Quote the whole listing verbatim.

DATA EXCERPTS:

* * * * *

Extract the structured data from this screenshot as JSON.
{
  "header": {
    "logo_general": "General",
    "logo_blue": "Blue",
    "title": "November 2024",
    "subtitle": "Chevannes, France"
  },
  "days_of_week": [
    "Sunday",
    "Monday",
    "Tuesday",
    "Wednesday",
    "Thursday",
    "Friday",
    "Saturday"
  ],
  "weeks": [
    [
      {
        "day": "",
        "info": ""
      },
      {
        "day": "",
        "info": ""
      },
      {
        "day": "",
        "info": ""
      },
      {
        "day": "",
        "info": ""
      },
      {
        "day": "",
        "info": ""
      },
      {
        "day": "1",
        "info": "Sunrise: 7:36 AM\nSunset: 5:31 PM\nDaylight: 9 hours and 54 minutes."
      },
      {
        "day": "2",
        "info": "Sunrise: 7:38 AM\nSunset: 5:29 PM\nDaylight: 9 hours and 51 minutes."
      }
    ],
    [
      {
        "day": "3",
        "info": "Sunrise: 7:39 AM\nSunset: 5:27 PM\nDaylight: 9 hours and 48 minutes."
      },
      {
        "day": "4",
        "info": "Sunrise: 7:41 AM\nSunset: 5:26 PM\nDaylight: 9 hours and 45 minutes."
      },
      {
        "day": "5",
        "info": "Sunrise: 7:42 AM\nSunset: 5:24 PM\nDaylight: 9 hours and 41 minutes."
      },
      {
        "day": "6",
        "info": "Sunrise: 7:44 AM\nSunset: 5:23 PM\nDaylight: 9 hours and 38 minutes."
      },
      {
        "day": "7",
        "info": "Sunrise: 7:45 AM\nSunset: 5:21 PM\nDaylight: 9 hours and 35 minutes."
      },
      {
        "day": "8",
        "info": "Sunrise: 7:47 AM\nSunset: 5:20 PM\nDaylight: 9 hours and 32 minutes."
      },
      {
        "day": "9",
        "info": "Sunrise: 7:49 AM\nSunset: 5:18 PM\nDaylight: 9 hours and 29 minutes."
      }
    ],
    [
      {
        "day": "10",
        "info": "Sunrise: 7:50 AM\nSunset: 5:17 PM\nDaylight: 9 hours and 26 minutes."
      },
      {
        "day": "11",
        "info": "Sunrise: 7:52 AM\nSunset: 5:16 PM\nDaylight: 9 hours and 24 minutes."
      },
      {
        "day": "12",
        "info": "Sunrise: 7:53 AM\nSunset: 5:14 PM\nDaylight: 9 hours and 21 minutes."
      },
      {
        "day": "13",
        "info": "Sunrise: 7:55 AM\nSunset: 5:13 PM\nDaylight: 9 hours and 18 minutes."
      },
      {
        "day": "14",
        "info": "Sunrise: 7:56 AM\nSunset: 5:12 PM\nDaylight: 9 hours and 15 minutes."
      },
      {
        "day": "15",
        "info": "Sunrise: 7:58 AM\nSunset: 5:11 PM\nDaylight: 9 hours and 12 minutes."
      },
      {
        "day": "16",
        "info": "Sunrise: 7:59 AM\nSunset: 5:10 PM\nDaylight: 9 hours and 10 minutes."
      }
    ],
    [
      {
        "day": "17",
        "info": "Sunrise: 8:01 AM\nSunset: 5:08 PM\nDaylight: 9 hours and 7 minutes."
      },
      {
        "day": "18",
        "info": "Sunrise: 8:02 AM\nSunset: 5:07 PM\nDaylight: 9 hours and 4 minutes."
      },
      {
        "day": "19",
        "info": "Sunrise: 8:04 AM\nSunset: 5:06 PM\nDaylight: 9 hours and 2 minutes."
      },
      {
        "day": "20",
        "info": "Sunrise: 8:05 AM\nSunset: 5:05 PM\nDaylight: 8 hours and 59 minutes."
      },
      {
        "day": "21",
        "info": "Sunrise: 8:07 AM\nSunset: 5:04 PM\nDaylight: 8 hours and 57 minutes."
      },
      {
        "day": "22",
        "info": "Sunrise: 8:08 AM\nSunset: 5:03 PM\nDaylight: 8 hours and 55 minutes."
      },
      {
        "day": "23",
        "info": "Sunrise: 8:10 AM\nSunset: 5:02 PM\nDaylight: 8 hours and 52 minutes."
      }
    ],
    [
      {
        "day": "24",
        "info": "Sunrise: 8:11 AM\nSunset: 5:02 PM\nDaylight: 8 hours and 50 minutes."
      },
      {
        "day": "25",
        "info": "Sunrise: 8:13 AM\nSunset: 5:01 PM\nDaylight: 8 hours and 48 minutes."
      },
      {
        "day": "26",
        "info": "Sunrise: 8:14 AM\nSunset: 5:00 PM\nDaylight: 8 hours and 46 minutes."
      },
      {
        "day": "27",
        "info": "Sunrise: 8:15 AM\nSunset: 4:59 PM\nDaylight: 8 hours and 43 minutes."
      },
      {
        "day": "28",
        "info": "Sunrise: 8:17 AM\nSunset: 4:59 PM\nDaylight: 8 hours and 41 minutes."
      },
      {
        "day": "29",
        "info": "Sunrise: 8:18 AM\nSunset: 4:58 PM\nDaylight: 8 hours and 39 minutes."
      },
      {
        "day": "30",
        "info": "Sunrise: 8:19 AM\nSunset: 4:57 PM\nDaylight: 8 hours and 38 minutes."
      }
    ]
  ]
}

* * * * *

TASK OUTPUT:
Extract the structured data from this screenshot as JSON.
{
  "header": {
    "logo_general": "General",
    "logo_blue": "Blue",
    "title": "November 2024",
    "subtitle": "Chevannes, France"
  },
  "days_of_week": [
    "Sunday",
    "Monday",
    "Tuesday",
    "Wednesday",
    "Thursday",
    "Friday",
    "Saturday"
  ],
  "weeks": [
    [
      {
        "day": "",
        "info": ""
      },
      {
        "day": "",
        "info": ""
      },
      {
        "day": "",
        "info": ""
      },
      {
        "day": "",
        "info": ""
      },
      {
        "day": "",
        "info": ""
      },
      {
        "day": "1",
        "info": "Sunrise: 7:36 AM\nSunset: 5:31 PM\nDaylight: 9 hours and 54 minutes."
      },
      {
        "day": "2",
        "info": "Sunrise: 7:38 AM\nSunset: 5:29 PM\nDaylight: 9 hours and 51 minutes."
      }
    ],
    [
      {
        "day": "3",
        "info": "Sunrise: 7:39 AM\nSunset: 5:27 PM\nDaylight: 9 hours and 48 minutes."
      },
      {
        "day": "4",
        "info": "Sunrise: 7:41 AM\nSunset: 5:26 PM\nDaylight: 9 hours and 45 minutes."
      },
      {
        "day": "5",
        "info": "Sunrise: 7:42 AM\nSunset: 5:24 PM\nDaylight: 9 hours and 41 minutes."
      },
      {
        "day": "6",
        "info": "Sunrise: 7:44 AM\nSunset: 5:23 PM\nDaylight: 9 hours and 38 minutes."
      },
      {
        "day": "7",
        "info": "Sunrise: 7:45 AM\nSunset: 5:21 PM\nDaylight: 9 hours and 35 minutes."
      },
      {
        "day": "8",
        "info": "Sunrise: 7:47 AM\nSunset: 5:20 PM\nDaylight: 9 hours and 32 minutes."
      },
      {
        "day": "9",
        "info": "Sunrise: 7:49 AM\nSunset: 5:18 PM\nDaylight: 9 hours and 29 minutes."
      }
    ],
    [
      {
        "day": "10",
        "info": "Sunrise: 7:50 AM\nSunset: 5:17 PM\nDaylight: 9 hours and 26 minutes."
      },
      {
        "day": "11",
        "info": "Sunrise: 7:52 AM\nSunset: 5:16 PM\nDaylight: 9 hours and 24 minutes."
      },
      {
        "day": "12",
        "info": "Sunrise: 7:53 AM\nSunset: 5:14 PM\nDaylight: 9 hours and 21 minutes."
      },
      {
        "day": "13",
        "info": "Sunrise: 7:55 AM\nSunset: 5:13 PM\nDaylight: 9 hours and 18 minutes."
      },
      {
        "day": "14",
        "info": "Sunrise: 7:56 AM\nSunset: 5:12 PM\nDaylight: 9 hours and 15 minutes."
      },
      {
        "day": "15",
        "info": "Sunrise: 7:58 AM\nSunset: 5:11 PM\nDaylight: 9 hours and 12 minutes."
      },
      {
        "day": "16",
        "info": "Sunrise: 7:59 AM\nSunset: 5:10 PM\nDaylight: 9 hours and 10 minutes."
      }
    ],
    [
      {
        "day": "17",
        "info": "Sunrise: 8:01 AM\nSunset: 5:08 PM\nDaylight: 9 hours and 7 minutes."
      },
      {
        "day": "18",
        "info": "Sunrise: 8:02 AM\nSunset: 5:07 PM\nDaylight: 9 hours and 4 minutes."
      },
      {
        "day": "19",
        "info": "Sunrise: 8:04 AM\nSunset: 5:06 PM\nDaylight: 9 hours and 2 minutes."
      },
      {
        "day": "20",
        "info": "Sunrise: 8:05 AM\nSunset: 5:05 PM\nDaylight: 8 hours and 59 minutes."
      },
      {
        "day": "21",
        "info": "Sunrise: 8:07 AM\nSunset: 5:04 PM\nDaylight: 8 hours and 57 minutes."
      },
      {
        "day": "22",
        "info": "Sunrise: 8:08 AM\nSunset: 5:03 PM\nDaylight: 8 hours and 55 minutes."
      },
      {
        "day": "23",
        "info": "Sunrise: 8:10 AM\nSunset: 5:02 PM\nDaylight: 8 hours and 52 minutes."
      }
    ],
    [
      {
        "day": "24",
        "info": "Sunrise: 8:11 AM\nSunset: 5:02 PM\nDaylight: 8 hours and 50 minutes."
      },
      {
        "day": "25",
        "info": "Sunrise: 8:13 AM\nSunset: 5:01 PM\nDaylight: 8 hours and 48 minutes."
      },
      {
        "day": "26",
        "info": "Sunrise: 8:14 AM\nSunset: 5:00 PM\nDaylight: 8 hours and 46 minutes."
      },
      {
        "day": "27",
        "info": "Sunrise: 8:15 AM\nSunset: 4:59 PM\nDaylight: 8 hours and 43 minutes."
      },
      {
        "day": "28",
        "info": "Sunrise: 8:17 AM\nSunset: 4:59 PM\nDaylight: 8 hours and 41 minutes."
      },
      {
        "day": "29",
        "info": "Sunrise: 8:18 AM\nSunset: 4:58 PM\nDaylight: 8 hours and 39 minutes."
      },
      {
        "day": "30",
        "info": "Sunrise: 8:19 AM\nSunset: 4:57 PM\nDaylight: 8 hours and 38 minutes."
      }
    ]
  ]
}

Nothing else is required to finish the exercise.